AIM -
Search the entries for the word "page" and pull out each line that has it.

══════

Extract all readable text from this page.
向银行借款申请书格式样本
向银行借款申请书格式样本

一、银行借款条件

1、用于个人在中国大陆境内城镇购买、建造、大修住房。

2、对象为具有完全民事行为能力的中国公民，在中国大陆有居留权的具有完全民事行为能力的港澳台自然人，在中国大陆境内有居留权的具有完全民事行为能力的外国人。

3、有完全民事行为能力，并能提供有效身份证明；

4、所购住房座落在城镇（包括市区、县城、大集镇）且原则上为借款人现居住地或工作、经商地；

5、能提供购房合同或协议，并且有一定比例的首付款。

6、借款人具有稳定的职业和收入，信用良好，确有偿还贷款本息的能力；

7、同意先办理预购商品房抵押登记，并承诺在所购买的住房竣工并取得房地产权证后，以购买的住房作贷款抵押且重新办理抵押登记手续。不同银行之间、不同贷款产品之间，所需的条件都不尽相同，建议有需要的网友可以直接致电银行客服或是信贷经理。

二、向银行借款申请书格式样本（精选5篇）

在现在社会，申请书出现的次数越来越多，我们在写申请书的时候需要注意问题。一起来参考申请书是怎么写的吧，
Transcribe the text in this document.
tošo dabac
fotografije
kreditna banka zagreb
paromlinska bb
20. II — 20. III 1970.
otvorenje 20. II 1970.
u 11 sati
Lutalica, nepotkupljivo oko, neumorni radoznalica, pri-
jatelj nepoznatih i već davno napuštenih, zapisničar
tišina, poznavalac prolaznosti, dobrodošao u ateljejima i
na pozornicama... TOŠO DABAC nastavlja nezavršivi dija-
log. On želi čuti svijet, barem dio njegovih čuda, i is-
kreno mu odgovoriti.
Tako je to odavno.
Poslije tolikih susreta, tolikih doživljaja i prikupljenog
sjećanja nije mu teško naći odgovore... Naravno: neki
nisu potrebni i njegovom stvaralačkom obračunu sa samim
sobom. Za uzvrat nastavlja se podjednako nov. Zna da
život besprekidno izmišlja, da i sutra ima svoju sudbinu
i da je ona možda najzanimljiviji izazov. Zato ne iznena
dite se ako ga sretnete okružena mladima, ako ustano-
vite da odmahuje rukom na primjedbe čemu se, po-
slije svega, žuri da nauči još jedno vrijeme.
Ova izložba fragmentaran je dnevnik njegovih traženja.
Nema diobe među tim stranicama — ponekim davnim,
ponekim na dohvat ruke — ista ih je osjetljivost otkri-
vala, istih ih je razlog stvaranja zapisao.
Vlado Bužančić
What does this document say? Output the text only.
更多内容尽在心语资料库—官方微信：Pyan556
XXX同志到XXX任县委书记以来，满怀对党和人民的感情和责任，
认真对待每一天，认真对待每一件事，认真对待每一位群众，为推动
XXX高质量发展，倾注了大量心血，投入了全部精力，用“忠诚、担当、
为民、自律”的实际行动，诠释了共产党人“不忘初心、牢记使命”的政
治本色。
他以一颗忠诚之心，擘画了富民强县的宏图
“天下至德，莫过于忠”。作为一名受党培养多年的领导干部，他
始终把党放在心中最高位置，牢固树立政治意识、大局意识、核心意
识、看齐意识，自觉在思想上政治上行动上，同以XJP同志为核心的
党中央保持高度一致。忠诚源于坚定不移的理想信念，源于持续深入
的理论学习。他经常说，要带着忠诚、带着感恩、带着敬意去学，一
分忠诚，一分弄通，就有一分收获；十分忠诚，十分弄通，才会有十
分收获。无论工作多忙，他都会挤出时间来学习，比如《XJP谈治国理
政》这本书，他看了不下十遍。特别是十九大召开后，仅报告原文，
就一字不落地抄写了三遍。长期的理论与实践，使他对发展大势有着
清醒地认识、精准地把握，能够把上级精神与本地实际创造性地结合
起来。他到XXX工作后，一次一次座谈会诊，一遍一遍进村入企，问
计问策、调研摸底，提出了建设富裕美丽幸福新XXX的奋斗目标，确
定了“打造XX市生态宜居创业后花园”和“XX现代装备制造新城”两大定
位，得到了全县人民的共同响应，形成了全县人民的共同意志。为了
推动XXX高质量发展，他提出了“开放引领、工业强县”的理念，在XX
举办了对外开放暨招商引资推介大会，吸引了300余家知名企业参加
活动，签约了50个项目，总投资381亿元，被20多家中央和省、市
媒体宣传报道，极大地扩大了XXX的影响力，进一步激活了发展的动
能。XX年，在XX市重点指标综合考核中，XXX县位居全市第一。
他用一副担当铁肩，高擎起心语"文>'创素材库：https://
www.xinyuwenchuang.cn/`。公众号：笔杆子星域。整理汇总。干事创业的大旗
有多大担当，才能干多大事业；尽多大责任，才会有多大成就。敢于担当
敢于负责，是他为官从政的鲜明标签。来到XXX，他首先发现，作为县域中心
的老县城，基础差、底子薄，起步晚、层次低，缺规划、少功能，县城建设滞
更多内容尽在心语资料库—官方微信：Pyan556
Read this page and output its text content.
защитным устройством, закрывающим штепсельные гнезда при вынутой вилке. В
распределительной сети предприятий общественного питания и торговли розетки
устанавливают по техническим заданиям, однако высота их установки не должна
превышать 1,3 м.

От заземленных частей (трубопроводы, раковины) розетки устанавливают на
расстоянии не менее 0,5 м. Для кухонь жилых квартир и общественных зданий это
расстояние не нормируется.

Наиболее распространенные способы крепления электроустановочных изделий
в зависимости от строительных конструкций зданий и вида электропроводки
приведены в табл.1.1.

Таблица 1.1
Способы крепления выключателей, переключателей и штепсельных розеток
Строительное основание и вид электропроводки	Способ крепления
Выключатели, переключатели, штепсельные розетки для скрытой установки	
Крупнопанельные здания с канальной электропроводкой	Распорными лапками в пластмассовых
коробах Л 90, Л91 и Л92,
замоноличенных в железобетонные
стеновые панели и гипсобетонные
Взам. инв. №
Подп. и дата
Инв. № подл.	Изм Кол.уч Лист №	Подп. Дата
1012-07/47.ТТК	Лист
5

══════

THE REPLY -
Extract all readable text from this page.
Read this page and output its text content.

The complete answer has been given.